>> START SOURCE DATA
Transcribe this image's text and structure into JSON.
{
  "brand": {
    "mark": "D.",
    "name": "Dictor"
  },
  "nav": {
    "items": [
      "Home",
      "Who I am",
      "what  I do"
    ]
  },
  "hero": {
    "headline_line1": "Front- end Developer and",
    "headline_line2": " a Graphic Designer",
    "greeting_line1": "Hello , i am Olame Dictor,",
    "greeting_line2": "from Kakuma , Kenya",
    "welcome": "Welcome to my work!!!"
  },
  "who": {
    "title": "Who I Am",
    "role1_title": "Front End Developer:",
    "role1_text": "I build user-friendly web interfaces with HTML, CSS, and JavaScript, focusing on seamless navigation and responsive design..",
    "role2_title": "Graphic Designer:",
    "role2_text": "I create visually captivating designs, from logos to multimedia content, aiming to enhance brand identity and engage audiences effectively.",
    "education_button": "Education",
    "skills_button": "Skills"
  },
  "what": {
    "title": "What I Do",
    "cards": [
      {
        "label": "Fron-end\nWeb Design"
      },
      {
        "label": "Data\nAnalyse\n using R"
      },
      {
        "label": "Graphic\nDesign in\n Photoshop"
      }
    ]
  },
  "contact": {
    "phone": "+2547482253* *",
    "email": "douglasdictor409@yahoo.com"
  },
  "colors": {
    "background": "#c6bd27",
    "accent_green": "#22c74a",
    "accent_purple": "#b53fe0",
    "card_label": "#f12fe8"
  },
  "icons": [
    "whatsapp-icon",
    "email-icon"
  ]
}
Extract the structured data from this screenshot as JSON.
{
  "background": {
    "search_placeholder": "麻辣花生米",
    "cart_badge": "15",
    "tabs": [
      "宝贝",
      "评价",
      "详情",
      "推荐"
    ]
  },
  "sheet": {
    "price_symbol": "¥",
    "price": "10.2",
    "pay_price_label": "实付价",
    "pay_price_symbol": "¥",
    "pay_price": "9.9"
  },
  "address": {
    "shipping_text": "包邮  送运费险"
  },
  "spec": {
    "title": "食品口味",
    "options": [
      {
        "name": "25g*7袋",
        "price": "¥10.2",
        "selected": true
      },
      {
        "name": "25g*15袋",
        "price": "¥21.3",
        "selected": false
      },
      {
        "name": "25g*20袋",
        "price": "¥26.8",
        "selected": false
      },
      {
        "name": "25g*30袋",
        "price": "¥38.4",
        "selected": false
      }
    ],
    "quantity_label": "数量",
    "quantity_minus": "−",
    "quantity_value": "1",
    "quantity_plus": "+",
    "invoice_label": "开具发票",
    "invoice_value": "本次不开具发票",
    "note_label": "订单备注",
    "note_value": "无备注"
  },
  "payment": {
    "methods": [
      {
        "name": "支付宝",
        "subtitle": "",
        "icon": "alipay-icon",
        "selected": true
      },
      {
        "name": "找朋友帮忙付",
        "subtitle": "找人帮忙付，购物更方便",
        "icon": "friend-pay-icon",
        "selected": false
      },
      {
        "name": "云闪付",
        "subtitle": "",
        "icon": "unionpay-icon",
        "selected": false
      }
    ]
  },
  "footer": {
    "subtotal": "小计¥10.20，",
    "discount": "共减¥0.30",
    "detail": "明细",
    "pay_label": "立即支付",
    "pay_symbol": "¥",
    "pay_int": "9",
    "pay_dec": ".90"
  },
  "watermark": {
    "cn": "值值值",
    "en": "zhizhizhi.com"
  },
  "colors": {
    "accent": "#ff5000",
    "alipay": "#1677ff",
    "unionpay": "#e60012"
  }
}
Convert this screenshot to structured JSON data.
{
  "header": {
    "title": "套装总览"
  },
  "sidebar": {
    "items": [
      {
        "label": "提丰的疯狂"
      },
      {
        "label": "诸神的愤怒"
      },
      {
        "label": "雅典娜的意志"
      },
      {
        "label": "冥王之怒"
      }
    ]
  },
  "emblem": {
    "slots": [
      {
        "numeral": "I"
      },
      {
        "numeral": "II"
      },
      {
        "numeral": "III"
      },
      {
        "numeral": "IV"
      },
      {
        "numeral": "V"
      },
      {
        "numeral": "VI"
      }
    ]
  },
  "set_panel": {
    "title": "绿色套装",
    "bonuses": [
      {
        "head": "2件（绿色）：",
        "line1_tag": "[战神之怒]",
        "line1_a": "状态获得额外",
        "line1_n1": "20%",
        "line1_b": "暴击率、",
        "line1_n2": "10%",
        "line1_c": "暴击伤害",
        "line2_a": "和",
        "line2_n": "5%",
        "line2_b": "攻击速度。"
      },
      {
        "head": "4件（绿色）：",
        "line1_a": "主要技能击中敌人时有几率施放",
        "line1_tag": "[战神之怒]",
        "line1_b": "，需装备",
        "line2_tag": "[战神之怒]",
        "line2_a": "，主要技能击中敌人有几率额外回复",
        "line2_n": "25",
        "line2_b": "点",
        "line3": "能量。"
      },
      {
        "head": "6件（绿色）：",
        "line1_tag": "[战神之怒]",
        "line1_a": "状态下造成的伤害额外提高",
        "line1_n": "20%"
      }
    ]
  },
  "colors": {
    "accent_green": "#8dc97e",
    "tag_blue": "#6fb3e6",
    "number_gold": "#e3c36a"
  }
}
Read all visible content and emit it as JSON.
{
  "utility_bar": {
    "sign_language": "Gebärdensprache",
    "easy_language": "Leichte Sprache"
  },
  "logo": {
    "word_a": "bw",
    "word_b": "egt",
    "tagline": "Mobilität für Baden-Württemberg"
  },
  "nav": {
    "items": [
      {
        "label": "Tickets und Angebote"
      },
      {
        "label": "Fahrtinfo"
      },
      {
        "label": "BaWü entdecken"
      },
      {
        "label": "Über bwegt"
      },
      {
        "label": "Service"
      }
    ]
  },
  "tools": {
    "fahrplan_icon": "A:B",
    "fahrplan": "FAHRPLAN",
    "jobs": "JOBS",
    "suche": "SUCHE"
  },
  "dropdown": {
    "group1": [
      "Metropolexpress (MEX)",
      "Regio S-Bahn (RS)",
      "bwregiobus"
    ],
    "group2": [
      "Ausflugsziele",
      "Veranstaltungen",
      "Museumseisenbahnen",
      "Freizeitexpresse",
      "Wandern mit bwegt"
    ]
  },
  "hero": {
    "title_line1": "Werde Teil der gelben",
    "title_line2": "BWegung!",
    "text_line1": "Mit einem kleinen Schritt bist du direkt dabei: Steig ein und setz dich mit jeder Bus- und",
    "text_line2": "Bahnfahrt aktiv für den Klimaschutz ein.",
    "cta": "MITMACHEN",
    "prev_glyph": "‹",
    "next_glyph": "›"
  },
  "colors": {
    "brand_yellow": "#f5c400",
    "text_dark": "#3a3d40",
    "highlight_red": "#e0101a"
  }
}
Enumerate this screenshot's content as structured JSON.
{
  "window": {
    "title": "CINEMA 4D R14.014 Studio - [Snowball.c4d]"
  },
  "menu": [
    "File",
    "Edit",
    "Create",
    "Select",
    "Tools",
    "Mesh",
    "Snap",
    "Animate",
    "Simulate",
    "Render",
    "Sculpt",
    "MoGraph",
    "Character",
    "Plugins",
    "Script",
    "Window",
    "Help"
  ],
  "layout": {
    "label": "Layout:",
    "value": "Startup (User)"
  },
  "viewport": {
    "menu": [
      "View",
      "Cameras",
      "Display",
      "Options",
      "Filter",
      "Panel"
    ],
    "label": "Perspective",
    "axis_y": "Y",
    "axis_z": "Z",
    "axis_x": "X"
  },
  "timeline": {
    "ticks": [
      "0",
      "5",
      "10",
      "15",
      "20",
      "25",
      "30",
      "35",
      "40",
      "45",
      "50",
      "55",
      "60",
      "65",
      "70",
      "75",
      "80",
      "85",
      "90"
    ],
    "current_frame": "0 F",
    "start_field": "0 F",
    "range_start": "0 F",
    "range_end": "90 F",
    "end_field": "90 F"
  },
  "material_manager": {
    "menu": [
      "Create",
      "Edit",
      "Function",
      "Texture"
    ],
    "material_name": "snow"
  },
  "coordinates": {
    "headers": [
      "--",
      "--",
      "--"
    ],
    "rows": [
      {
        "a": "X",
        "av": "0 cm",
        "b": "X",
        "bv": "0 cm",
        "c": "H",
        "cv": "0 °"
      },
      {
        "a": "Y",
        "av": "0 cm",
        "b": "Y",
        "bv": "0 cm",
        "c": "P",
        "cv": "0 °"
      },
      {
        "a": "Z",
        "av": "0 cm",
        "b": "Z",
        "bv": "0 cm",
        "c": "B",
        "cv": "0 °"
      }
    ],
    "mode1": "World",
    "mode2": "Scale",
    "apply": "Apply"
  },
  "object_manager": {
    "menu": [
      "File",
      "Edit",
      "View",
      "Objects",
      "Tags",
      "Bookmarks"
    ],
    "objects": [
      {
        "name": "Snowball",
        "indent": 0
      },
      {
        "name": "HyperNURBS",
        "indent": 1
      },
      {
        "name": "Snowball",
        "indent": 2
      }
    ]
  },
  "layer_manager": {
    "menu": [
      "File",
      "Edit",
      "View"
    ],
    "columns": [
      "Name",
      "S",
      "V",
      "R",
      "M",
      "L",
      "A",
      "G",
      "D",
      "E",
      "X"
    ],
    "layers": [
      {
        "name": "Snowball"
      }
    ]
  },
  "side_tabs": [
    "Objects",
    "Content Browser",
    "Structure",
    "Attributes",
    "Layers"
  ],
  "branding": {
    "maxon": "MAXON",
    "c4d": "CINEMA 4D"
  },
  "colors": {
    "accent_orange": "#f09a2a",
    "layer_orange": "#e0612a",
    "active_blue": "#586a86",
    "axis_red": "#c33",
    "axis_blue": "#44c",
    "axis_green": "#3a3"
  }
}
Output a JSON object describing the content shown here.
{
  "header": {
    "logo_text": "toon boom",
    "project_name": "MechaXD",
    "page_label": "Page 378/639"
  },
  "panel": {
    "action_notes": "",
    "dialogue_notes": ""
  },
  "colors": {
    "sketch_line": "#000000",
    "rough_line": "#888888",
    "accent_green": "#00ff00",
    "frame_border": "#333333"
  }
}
>> END SOURCE DATA
> **GIVEN REQUEST**: Every line holding "structured" should be copied out.

> **TASK RESULT**:
Extract the structured data from this screenshot as JSON.
Convert this screenshot to structured JSON data.
Enumerate this screenshot's content as structured JSON.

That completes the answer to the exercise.